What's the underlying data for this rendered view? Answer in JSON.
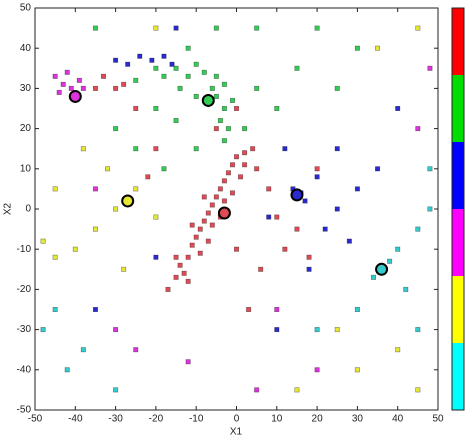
{
  "chart_data": {
    "type": "scatter",
    "x_label": "X1",
    "y_label": "X2",
    "xlim": [
      -50,
      50
    ],
    "ylim": [
      -50,
      50
    ],
    "xticks": [
      -50,
      -40,
      -30,
      -20,
      -10,
      0,
      10,
      20,
      30,
      40,
      50
    ],
    "yticks": [
      -50,
      -40,
      -30,
      -20,
      -10,
      0,
      10,
      20,
      30,
      40,
      50
    ],
    "series": [
      {
        "color": "#e04a55",
        "x": [
          -17,
          -15,
          -14,
          -12,
          -11,
          -10,
          -9,
          -8,
          -7,
          -6,
          -5,
          -4,
          -3,
          -2,
          -1,
          0,
          2,
          4,
          -13,
          -12,
          -9,
          -7,
          -6,
          -4,
          -3,
          -1,
          1,
          2,
          -15,
          -11,
          -8,
          5,
          8,
          10,
          12,
          6,
          3,
          -20,
          -25,
          -30,
          -35,
          -33,
          -28,
          -22,
          0,
          15,
          20,
          -5,
          0,
          18
        ],
        "y": [
          -20,
          -17,
          -14,
          -12,
          -9,
          -7,
          -5,
          -3,
          -1,
          1,
          3,
          5,
          7,
          9,
          11,
          13,
          14,
          15,
          -16,
          -18,
          -11,
          -8,
          -4,
          -2,
          2,
          4,
          8,
          11,
          -12,
          -4,
          3,
          10,
          5,
          -2,
          -10,
          -15,
          -25,
          15,
          25,
          30,
          30,
          33,
          31,
          8,
          -10,
          -5,
          10,
          20,
          25,
          -12
        ]
      },
      {
        "color": "#33cc55",
        "x": [
          -20,
          -18,
          -15,
          -12,
          -10,
          -8,
          -5,
          -3,
          -5,
          -3,
          -4,
          -2,
          -3,
          -6,
          -1,
          -25,
          -14,
          -10,
          -20,
          -15,
          -25,
          -30,
          -10,
          -18,
          5,
          10,
          15,
          20,
          5,
          -5,
          -35,
          25,
          -12,
          2,
          30
        ],
        "y": [
          35,
          33,
          35,
          33,
          36,
          34,
          33,
          31,
          28,
          25,
          22,
          20,
          17,
          30,
          27,
          32,
          30,
          28,
          25,
          22,
          15,
          20,
          15,
          10,
          30,
          25,
          35,
          45,
          45,
          45,
          45,
          30,
          40,
          20,
          40
        ]
      },
      {
        "color": "#2a2ad0",
        "x": [
          -30,
          -27,
          -24,
          -21,
          -18,
          -16,
          15,
          14,
          17,
          16,
          20,
          25,
          22,
          12,
          30,
          28,
          8,
          18,
          25,
          -20,
          -35,
          10,
          35,
          -15,
          40
        ],
        "y": [
          37,
          36,
          38,
          37,
          38,
          36,
          3,
          5,
          2,
          4,
          8,
          0,
          -5,
          15,
          5,
          -8,
          -2,
          -15,
          15,
          -12,
          -25,
          -30,
          10,
          45,
          25
        ]
      },
      {
        "color": "#dd33dd",
        "x": [
          -45,
          -43,
          -41,
          -44,
          -39,
          -42,
          -40,
          -38,
          -25,
          -12,
          10,
          5,
          -30,
          20,
          48,
          -35,
          45
        ],
        "y": [
          33,
          31,
          30,
          29,
          32,
          34,
          28,
          30,
          -35,
          -38,
          -25,
          -45,
          -30,
          -40,
          35,
          5,
          20
        ]
      },
      {
        "color": "#e6e633",
        "x": [
          -27,
          -30,
          -25,
          -35,
          -40,
          -45,
          -32,
          -20,
          -38,
          -45,
          -48,
          35,
          30,
          45,
          25,
          40,
          -28,
          -20,
          15,
          45
        ],
        "y": [
          2,
          0,
          5,
          -5,
          -10,
          -12,
          10,
          -2,
          15,
          5,
          -8,
          40,
          -40,
          45,
          -30,
          -35,
          -15,
          45,
          -45,
          -45
        ]
      },
      {
        "color": "#33cccc",
        "x": [
          36,
          38,
          34,
          40,
          45,
          42,
          30,
          48,
          -45,
          -42,
          -30,
          -38,
          -48,
          45,
          20,
          48
        ],
        "y": [
          -15,
          -13,
          -17,
          -10,
          -5,
          -20,
          -25,
          0,
          -25,
          -40,
          -45,
          -35,
          -30,
          -30,
          -30,
          10
        ]
      }
    ],
    "centers": {
      "x": [
        -40,
        -7,
        -27,
        -3,
        15,
        36
      ],
      "y": [
        28,
        27,
        2,
        -1,
        3.5,
        -15
      ],
      "colors": [
        "#dd33dd",
        "#33cc55",
        "#e6e633",
        "#e04a55",
        "#2a2ad0",
        "#33cccc"
      ]
    },
    "colorbar": [
      "#ff0000",
      "#00dd00",
      "#0000ff",
      "#ff00ff",
      "#ffff00",
      "#00ffff"
    ]
  }
}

### SET TASK
Repeat the data above exactly, but not the pictures.

### RESULT OF THIS TASK
What's the underlying data for this rendered view? Answer in JSON.
{
  "chart_data": {
    "type": "scatter",
    "x_label": "X1",
    "y_label": "X2",
    "xlim": [
      -50,
      50
    ],
    "ylim": [
      -50,
      50
    ],
    "xticks": [
      -50,
      -40,
      -30,
      -20,
      -10,
      0,
      10,
      20,
      30,
      40,
      50
    ],
    "yticks": [
      -50,
      -40,
      -30,
      -20,
      -10,
      0,
      10,
      20,
      30,
      40,
      50
    ],
    "series": [
      {
        "color": "#e04a55",
        "x": [
          -17,
          -15,
          -14,
          -12,
          -11,
          -10,
          -9,
          -8,
          -7,
          -6,
          -5,
          -4,
          -3,
          -2,
          -1,
          0,
          2,
          4,
          -13,
          -12,
          -9,
          -7,
          -6,
          -4,
          -3,
          -1,
          1,
          2,
          -15,
          -11,
          -8,
          5,
          8,
          10,
          12,
          6,
          3,
          -20,
          -25,
          -30,
          -35,
          -33,
          -28,
          -22,
          0,
          15,
          20,
          -5,
          0,
          18
        ],
        "y": [
          -20,
          -17,
          -14,
          -12,
          -9,
          -7,
          -5,
          -3,
          -1,
          1,
          3,
          5,
          7,
          9,
          11,
          13,
          14,
          15,
          -16,
          -18,
          -11,
          -8,
          -4,
          -2,
          2,
          4,
          8,
          11,
          -12,
          -4,
          3,
          10,
          5,
          -2,
          -10,
          -15,
          -25,
          15,
          25,
          30,
          30,
          33,
          31,
          8,
          -10,
          -5,
          10,
          20,
          25,
          -12
        ]
      },
      {
        "color": "#33cc55",
        "x": [
          -20,
          -18,
          -15,
          -12,
          -10,
          -8,
          -5,
          -3,
          -5,
          -3,
          -4,
          -2,
          -3,
          -6,
          -1,
          -25,
          -14,
          -10,
          -20,
          -15,
          -25,
          -30,
          -10,
          -18,
          5,
          10,
          15,
          20,
          5,
          -5,
          -35,
          25,
          -12,
          2,
          30
        ],
        "y": [
          35,
          33,
          35,
          33,
          36,
          34,
          33,
          31,
          28,
          25,
          22,
          20,
          17,
          30,
          27,
          32,
          30,
          28,
          25,
          22,
          15,
          20,
          15,
          10,
          30,
          25,
          35,
          45,
          45,
          45,
          45,
          30,
          40,
          20,
          40
        ]
      },
      {
        "color": "#2a2ad0",
        "x": [
          -30,
          -27,
          -24,
          -21,
          -18,
          -16,
          15,
          14,
          17,
          16,
          20,
          25,
          22,
          12,
          30,
          28,
          8,
          18,
          25,
          -20,
          -35,
          10,
          35,
          -15,
          40
        ],
        "y": [
          37,
          36,
          38,
          37,
          38,
          36,
          3,
          5,
          2,
          4,
          8,
          0,
          -5,
          15,
          5,
          -8,
          -2,
          -15,
          15,
          -12,
          -25,
          -30,
          10,
          45,
          25
        ]
      },
      {
        "color": "#dd33dd",
        "x": [
          -45,
          -43,
          -41,
          -44,
          -39,
          -42,
          -40,
          -38,
          -25,
          -12,
          10,
          5,
          -30,
          20,
          48,
          -35,
          45
        ],
        "y": [
          33,
          31,
          30,
          29,
          32,
          34,
          28,
          30,
          -35,
          -38,
          -25,
          -45,
          -30,
          -40,
          35,
          5,
          20
        ]
      },
      {
        "color": "#e6e633",
        "x": [
          -27,
          -30,
          -25,
          -35,
          -40,
          -45,
          -32,
          -20,
          -38,
          -45,
          -48,
          35,
          30,
          45,
          25,
          40,
          -28,
          -20,
          15,
          45
        ],
        "y": [
          2,
          0,
          5,
          -5,
          -10,
          -12,
          10,
          -2,
          15,
          5,
          -8,
          40,
          -40,
          45,
          -30,
          -35,
          -15,
          45,
          -45,
          -45
        ]
      },
      {
        "color": "#33cccc",
        "x": [
          36,
          38,
          34,
          40,
          45,
          42,
          30,
          48,
          -45,
          -42,
          -30,
          -38,
          -48,
          45,
          20,
          48
        ],
        "y": [
          -15,
          -13,
          -17,
          -10,
          -5,
          -20,
          -25,
          0,
          -25,
          -40,
          -45,
          -35,
          -30,
          -30,
          -30,
          10
        ]
      }
    ],
    "centers": {
      "x": [
        -40,
        -7,
        -27,
        -3,
        15,
        36
      ],
      "y": [
        28,
        27,
        2,
        -1,
        3.5,
        -15
      ],
      "colors": [
        "#dd33dd",
        "#33cc55",
        "#e6e633",
        "#e04a55",
        "#2a2ad0",
        "#33cccc"
      ]
    },
    "colorbar": [
      "#ff0000",
      "#00dd00",
      "#0000ff",
      "#ff00ff",
      "#ffff00",
      "#00ffff"
    ]
  }
}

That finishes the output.